■ GOAL ■
Each line that contains the string "filled" counts once; report how many such lines appear in the data, as a number only.

■ PROVIDED ENTRIES ■
↓↓↓

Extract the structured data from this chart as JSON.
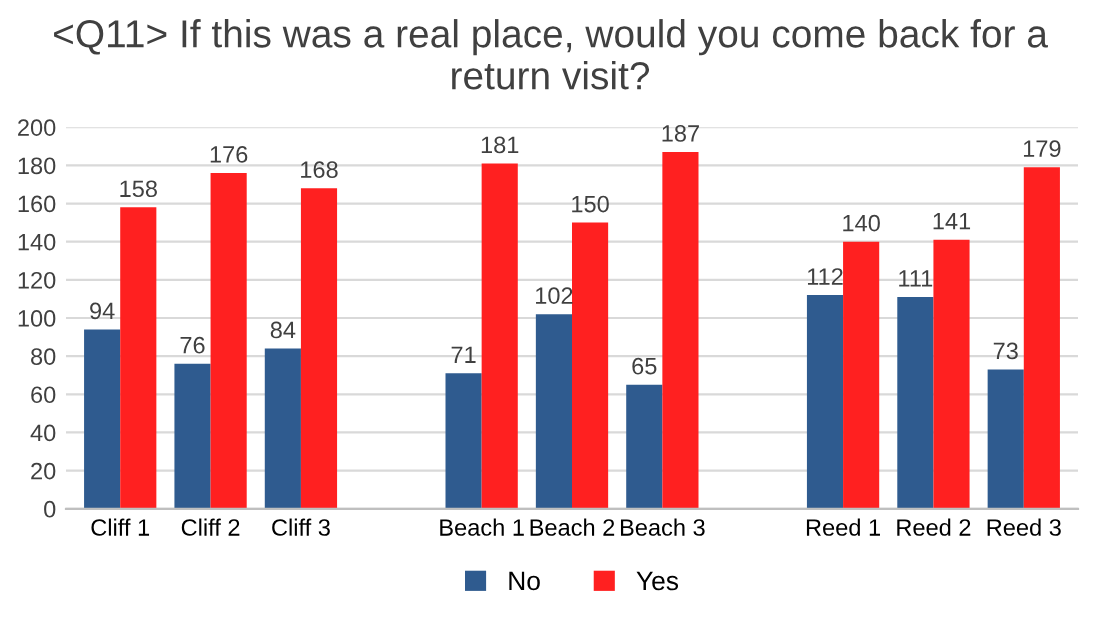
{
  "chart_data": {
    "type": "bar",
    "title": "<Q11> If this was a real place, would you come back for a return visit?",
    "categories": [
      "Cliff 1",
      "Cliff 2",
      "Cliff 3",
      null,
      "Beach 1",
      "Beach 2",
      "Beach 3",
      null,
      "Reed 1",
      "Reed 2",
      "Reed 3"
    ],
    "series": [
      {
        "name": "No",
        "color": "#2f5b8f",
        "values": [
          94,
          76,
          84,
          null,
          71,
          102,
          65,
          null,
          112,
          111,
          73
        ]
      },
      {
        "name": "Yes",
        "color": "#ff2020",
        "values": [
          158,
          176,
          168,
          null,
          181,
          150,
          187,
          null,
          140,
          141,
          179
        ]
      }
    ],
    "ylim": [
      0,
      200
    ],
    "yticks": [
      0,
      20,
      40,
      60,
      80,
      100,
      120,
      140,
      160,
      180,
      200
    ],
    "grid": "y",
    "legend": "bottom",
    "data_labels": true
  }
}
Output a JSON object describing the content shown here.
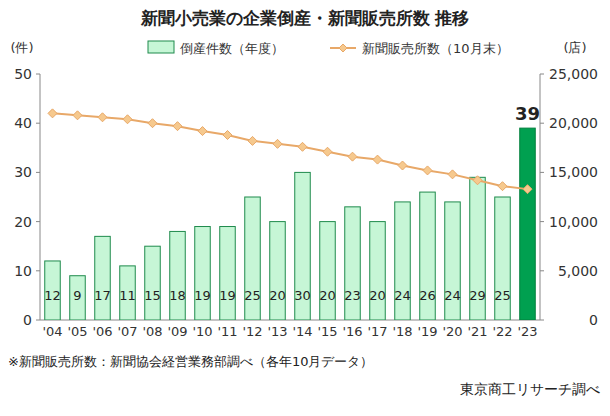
{
  "chart_data": {
    "type": "bar",
    "title": "新聞小売業の企業倒産・新聞販売所数 推移",
    "y_label": "(件)",
    "y2_label": "(店)",
    "note": "※新聞販売所数：新聞協会経営業務部調べ（各年10月データ）",
    "source": "東京商工リサーチ調べ",
    "categories": [
      "'04",
      "'05",
      "'06",
      "'07",
      "'08",
      "'09",
      "'10",
      "'11",
      "'12",
      "'13",
      "'14",
      "'15",
      "'16",
      "'17",
      "'18",
      "'19",
      "'20",
      "'21",
      "'22",
      "'23"
    ],
    "series": [
      {
        "name": "倒産件数（年度）",
        "type": "bar",
        "color": "#c6f6d6",
        "colors": [
          "#c6f6d6",
          "#c6f6d6",
          "#c6f6d6",
          "#c6f6d6",
          "#c6f6d6",
          "#c6f6d6",
          "#c6f6d6",
          "#c6f6d6",
          "#c6f6d6",
          "#c6f6d6",
          "#c6f6d6",
          "#c6f6d6",
          "#c6f6d6",
          "#c6f6d6",
          "#c6f6d6",
          "#c6f6d6",
          "#c6f6d6",
          "#c6f6d6",
          "#c6f6d6",
          "#00a050"
        ],
        "values": [
          12,
          9,
          17,
          11,
          15,
          18,
          19,
          19,
          25,
          20,
          30,
          20,
          23,
          20,
          24,
          26,
          24,
          29,
          25,
          39
        ]
      },
      {
        "name": "新聞販売所数（10月末）",
        "type": "line",
        "axis": "y2",
        "color": "#e8a868",
        "marker": "diamond",
        "values": [
          21000,
          20800,
          20600,
          20400,
          20000,
          19700,
          19200,
          18800,
          18200,
          17900,
          17600,
          17100,
          16600,
          16300,
          15700,
          15200,
          14800,
          14200,
          13600,
          13300
        ]
      }
    ],
    "ylim": [
      0,
      50
    ],
    "yticks": [
      0,
      10,
      20,
      30,
      40,
      50
    ],
    "y2lim": [
      0,
      25000
    ],
    "y2ticks": [
      0,
      {
        "value": 5000,
        "label": "5,000"
      },
      {
        "value": 10000,
        "label": "10,000"
      },
      {
        "value": 15000,
        "label": "15,000"
      },
      {
        "value": 20000,
        "label": "20,000"
      },
      {
        "value": 25000,
        "label": "25,000"
      }
    ],
    "grid": false,
    "data_labels": true
  }
}
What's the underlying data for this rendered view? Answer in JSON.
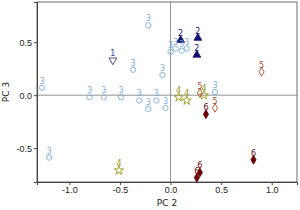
{
  "chart_data": {
    "type": "scatter",
    "x_label": "PC 2",
    "y_label": "PC 3",
    "xlim": [
      -1.32,
      1.25
    ],
    "ylim": [
      -0.82,
      0.88
    ],
    "xticks": [
      {
        "value": -1,
        "label": "-1.0"
      },
      {
        "value": -0.5,
        "label": "-0.5"
      },
      {
        "value": 0,
        "label": "0.0"
      },
      {
        "value": 0.5,
        "label": "0.5"
      },
      {
        "value": 1,
        "label": "1.0"
      }
    ],
    "yticks": [
      {
        "value": -0.5,
        "label": "-0.5"
      },
      {
        "value": 0,
        "label": "0.0"
      },
      {
        "value": 0.5,
        "label": "0.5"
      }
    ],
    "series": [
      {
        "name": "1",
        "color": "#3a3a9a",
        "marker": "triangle-down-open",
        "x": [
          -0.57
        ],
        "values": [
          0.33
        ]
      },
      {
        "name": "2",
        "color": "#141470",
        "marker": "triangle-filled",
        "x": [
          0.1,
          0.27,
          0.26
        ],
        "values": [
          0.52,
          0.54,
          0.38
        ]
      },
      {
        "name": "3",
        "color": "#7aaede",
        "marker": "circle-open",
        "x": [
          -0.22,
          -0.37,
          0.05,
          0.11,
          0.16,
          0.0,
          -0.8,
          -0.66,
          -0.49,
          -0.31,
          -0.22,
          -0.08,
          -0.05,
          -1.27,
          -1.2,
          -0.14,
          0.44
        ],
        "values": [
          0.66,
          0.24,
          0.44,
          0.42,
          0.44,
          0.41,
          -0.02,
          -0.02,
          -0.02,
          -0.05,
          -0.13,
          0.19,
          -0.12,
          0.07,
          -0.59,
          -0.05,
          0.03
        ]
      },
      {
        "name": "4",
        "color": "#9a9a1a",
        "marker": "star-open",
        "x": [
          -0.51,
          0.08,
          0.16,
          0.33
        ],
        "values": [
          -0.71,
          -0.02,
          -0.05,
          0.0
        ]
      },
      {
        "name": "5",
        "color": "#b04a26",
        "marker": "diamond-open",
        "x": [
          0.9,
          0.44,
          0.29
        ],
        "values": [
          0.22,
          -0.12,
          0.02
        ]
      },
      {
        "name": "6",
        "color": "#6a0000",
        "marker": "diamond-filled",
        "x": [
          0.82,
          0.29,
          0.26,
          0.35
        ],
        "values": [
          -0.61,
          -0.73,
          -0.78,
          -0.18
        ]
      }
    ]
  }
}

↑↑↑

■ CORRECT ANSWER ■
2